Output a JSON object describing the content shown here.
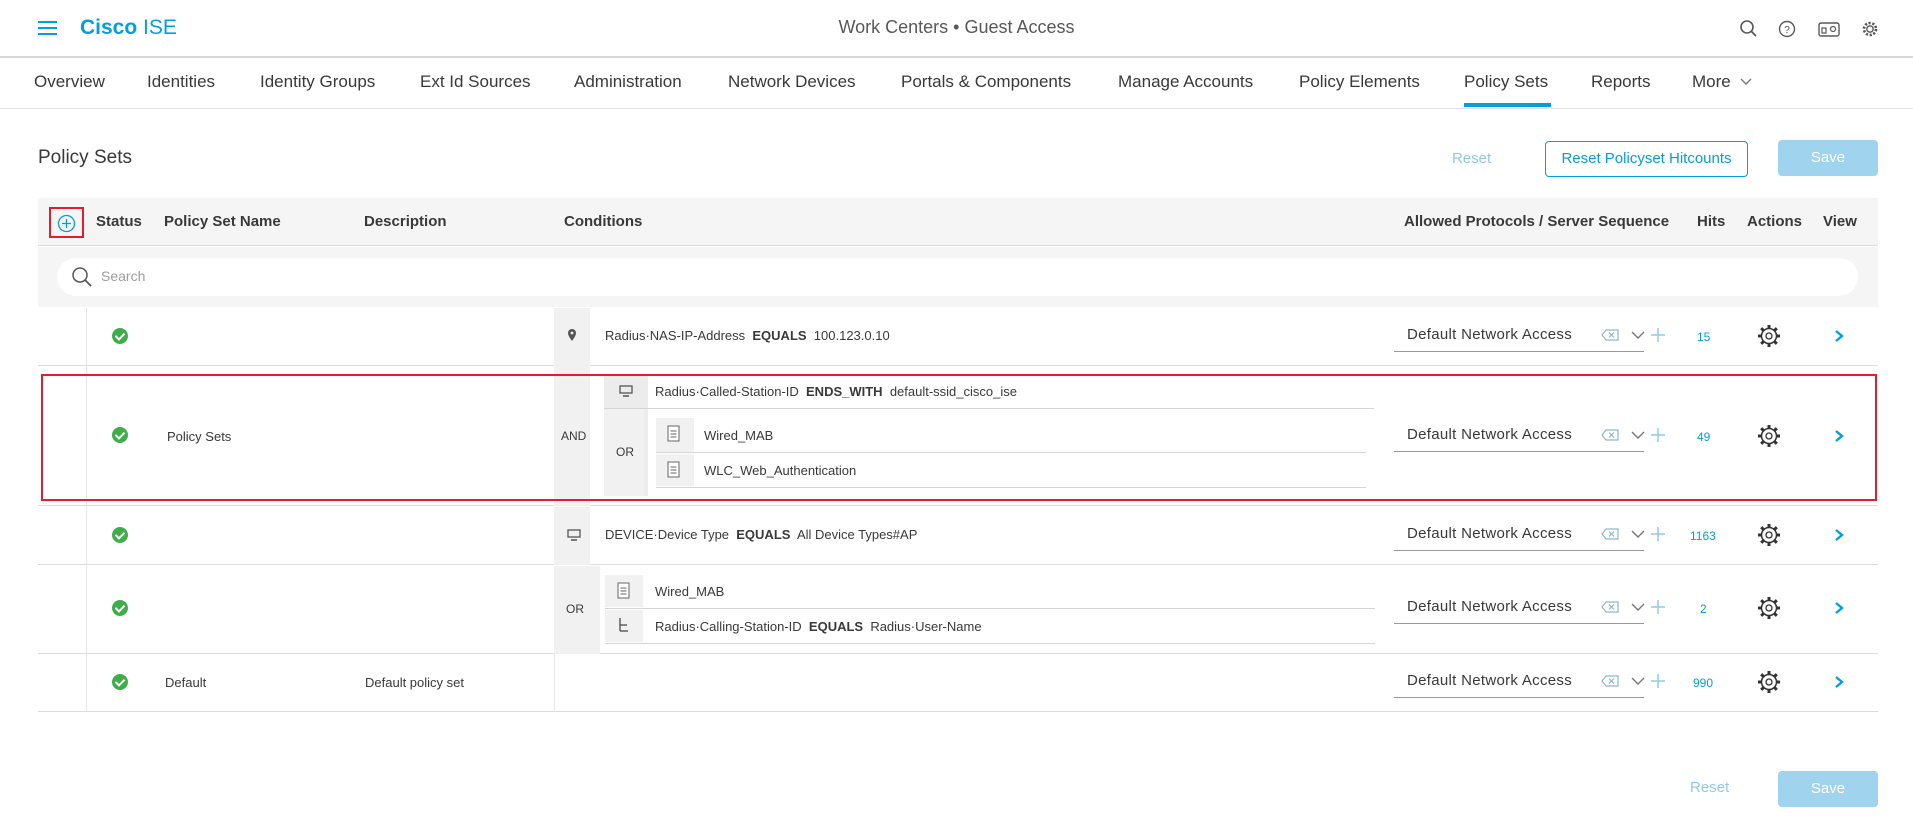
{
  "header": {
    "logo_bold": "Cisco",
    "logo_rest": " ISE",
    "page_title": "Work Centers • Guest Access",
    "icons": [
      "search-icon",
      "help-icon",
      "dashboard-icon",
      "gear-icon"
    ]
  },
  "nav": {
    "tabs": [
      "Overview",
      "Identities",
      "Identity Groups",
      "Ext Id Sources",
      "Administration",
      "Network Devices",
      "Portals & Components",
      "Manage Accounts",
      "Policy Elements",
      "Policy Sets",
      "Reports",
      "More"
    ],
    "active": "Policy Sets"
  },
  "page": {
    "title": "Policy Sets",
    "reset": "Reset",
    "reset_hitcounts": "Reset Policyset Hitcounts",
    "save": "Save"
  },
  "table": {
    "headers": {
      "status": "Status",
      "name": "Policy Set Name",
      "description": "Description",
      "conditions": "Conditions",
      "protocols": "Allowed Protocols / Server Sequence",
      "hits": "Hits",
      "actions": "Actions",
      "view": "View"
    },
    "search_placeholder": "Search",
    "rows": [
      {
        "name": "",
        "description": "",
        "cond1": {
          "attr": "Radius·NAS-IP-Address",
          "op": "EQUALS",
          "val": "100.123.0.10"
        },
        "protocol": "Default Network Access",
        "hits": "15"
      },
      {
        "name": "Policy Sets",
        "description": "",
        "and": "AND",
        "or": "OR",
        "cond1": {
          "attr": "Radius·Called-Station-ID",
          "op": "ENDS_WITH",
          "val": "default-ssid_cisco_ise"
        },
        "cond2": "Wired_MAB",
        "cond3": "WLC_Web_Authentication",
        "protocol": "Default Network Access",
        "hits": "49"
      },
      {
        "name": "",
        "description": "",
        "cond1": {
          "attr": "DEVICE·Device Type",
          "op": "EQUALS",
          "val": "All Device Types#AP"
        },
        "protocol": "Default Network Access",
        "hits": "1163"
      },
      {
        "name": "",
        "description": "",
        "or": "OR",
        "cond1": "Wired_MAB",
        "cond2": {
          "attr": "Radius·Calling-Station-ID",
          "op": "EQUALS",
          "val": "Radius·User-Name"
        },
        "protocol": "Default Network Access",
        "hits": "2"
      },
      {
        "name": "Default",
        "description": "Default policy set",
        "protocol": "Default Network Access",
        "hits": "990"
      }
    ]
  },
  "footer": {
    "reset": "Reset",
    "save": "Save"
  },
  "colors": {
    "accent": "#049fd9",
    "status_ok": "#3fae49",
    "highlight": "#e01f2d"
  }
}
==
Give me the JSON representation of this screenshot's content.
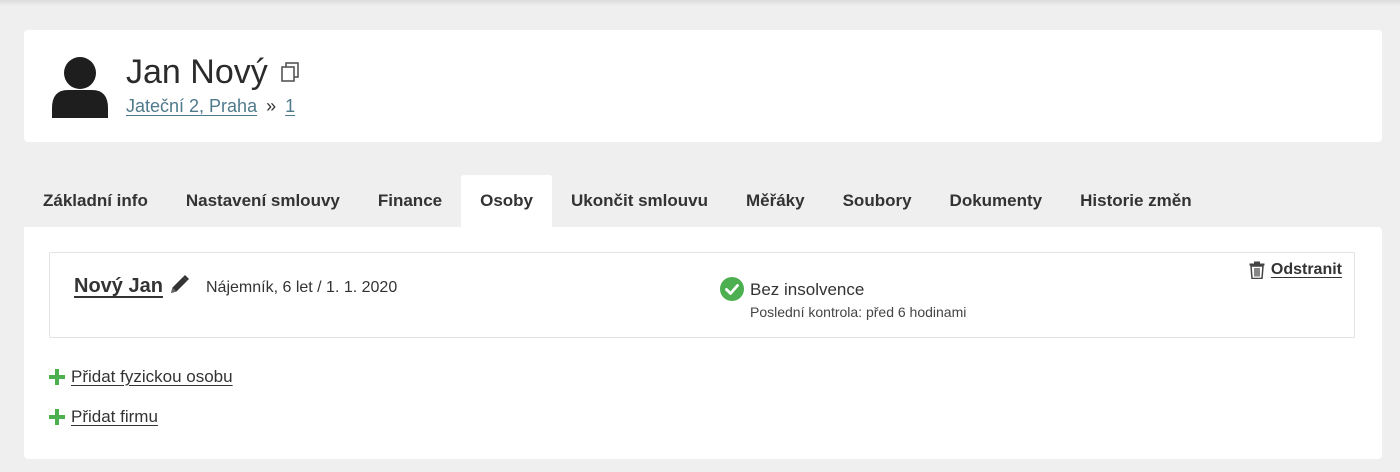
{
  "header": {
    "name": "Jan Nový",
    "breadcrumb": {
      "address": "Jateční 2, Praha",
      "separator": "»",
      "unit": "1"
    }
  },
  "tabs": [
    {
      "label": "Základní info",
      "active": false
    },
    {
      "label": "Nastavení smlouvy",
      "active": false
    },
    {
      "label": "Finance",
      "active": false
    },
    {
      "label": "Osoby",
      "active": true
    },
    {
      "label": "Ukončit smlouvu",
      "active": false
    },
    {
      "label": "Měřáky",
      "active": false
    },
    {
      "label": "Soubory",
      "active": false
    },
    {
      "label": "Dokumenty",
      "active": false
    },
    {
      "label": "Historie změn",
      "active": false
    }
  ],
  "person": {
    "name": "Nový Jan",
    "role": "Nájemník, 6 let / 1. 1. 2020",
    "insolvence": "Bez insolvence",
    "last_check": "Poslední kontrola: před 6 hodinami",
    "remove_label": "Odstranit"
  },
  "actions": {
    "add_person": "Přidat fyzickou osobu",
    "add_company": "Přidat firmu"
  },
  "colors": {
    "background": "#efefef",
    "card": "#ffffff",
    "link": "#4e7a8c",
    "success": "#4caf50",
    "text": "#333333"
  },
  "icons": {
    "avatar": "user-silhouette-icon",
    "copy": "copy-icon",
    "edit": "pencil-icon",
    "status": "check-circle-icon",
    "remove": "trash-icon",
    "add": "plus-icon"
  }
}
* * *
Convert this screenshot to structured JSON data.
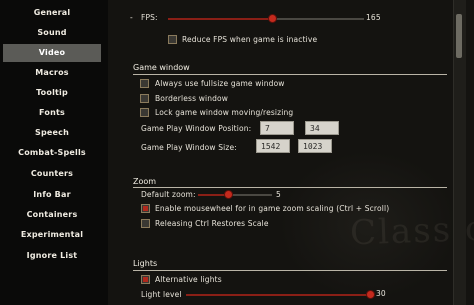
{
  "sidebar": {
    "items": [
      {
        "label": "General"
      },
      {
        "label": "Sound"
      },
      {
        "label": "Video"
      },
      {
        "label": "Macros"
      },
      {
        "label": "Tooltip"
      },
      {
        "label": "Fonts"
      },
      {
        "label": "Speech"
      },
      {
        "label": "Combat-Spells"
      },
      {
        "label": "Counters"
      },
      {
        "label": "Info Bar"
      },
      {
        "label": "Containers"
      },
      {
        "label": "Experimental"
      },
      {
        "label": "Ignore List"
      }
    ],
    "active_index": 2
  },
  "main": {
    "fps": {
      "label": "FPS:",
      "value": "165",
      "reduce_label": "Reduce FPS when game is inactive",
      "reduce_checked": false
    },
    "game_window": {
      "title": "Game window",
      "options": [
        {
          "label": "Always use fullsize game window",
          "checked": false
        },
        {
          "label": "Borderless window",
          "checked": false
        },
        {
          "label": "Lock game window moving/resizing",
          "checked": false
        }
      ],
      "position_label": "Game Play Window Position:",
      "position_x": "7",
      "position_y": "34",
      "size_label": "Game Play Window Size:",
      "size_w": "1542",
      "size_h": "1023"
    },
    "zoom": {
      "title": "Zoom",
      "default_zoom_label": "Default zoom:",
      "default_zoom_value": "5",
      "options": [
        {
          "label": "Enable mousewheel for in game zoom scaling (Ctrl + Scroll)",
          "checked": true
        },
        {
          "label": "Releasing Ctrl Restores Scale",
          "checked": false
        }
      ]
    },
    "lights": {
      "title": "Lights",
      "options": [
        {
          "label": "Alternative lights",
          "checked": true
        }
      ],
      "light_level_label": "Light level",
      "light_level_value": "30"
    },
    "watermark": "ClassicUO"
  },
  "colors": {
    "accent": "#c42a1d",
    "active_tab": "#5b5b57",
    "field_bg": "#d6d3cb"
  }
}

■ **WHAT THE TASK REQUIRES**
Check every line of the records above for the string "attr" and say how many contain it, giving the number alone.

■ **WORKED SOLUTION**
4